┌─ Listed records

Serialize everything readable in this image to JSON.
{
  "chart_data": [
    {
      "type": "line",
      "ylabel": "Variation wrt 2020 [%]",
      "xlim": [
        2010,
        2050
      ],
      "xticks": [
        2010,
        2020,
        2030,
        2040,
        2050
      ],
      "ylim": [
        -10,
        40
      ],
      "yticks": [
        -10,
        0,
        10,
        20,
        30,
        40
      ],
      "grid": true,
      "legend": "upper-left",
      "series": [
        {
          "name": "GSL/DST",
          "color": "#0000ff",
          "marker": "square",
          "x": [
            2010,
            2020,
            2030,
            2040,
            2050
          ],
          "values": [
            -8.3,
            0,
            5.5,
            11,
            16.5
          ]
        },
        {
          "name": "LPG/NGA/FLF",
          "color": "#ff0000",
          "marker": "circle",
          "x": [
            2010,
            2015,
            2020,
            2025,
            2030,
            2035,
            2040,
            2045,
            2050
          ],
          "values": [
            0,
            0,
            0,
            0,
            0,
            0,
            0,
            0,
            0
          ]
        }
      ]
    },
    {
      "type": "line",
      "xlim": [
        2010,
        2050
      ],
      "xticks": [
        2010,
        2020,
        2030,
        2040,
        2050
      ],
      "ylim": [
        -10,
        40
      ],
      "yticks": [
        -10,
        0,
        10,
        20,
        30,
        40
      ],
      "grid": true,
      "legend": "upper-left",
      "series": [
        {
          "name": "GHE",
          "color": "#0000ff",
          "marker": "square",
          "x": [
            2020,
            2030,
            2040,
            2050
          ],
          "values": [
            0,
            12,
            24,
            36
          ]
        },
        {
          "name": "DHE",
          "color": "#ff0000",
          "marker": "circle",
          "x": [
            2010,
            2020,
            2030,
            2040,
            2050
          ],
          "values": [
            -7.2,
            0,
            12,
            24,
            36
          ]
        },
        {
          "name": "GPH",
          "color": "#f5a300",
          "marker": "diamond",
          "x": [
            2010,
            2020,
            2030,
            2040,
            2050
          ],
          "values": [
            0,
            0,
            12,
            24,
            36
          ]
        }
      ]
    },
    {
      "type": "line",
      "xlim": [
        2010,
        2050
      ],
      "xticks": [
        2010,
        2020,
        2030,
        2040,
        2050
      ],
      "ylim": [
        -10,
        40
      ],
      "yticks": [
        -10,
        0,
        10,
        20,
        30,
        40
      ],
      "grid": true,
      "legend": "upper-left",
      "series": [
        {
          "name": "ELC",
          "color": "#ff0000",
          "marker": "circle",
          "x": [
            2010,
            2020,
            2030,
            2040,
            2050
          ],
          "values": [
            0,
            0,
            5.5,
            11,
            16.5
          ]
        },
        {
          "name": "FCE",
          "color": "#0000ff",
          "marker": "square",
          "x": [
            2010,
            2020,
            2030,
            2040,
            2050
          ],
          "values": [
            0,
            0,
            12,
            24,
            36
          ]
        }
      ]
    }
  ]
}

└─

Go through the records and gather the lines that hold "name".

Reply →
          "name": "GSL/DST",
          "name": "LPG/NGA/FLF",
          "name": "GHE",
          "name": "DHE",
          "name": "GPH",
          "name": "ELC",
          "name": "FCE",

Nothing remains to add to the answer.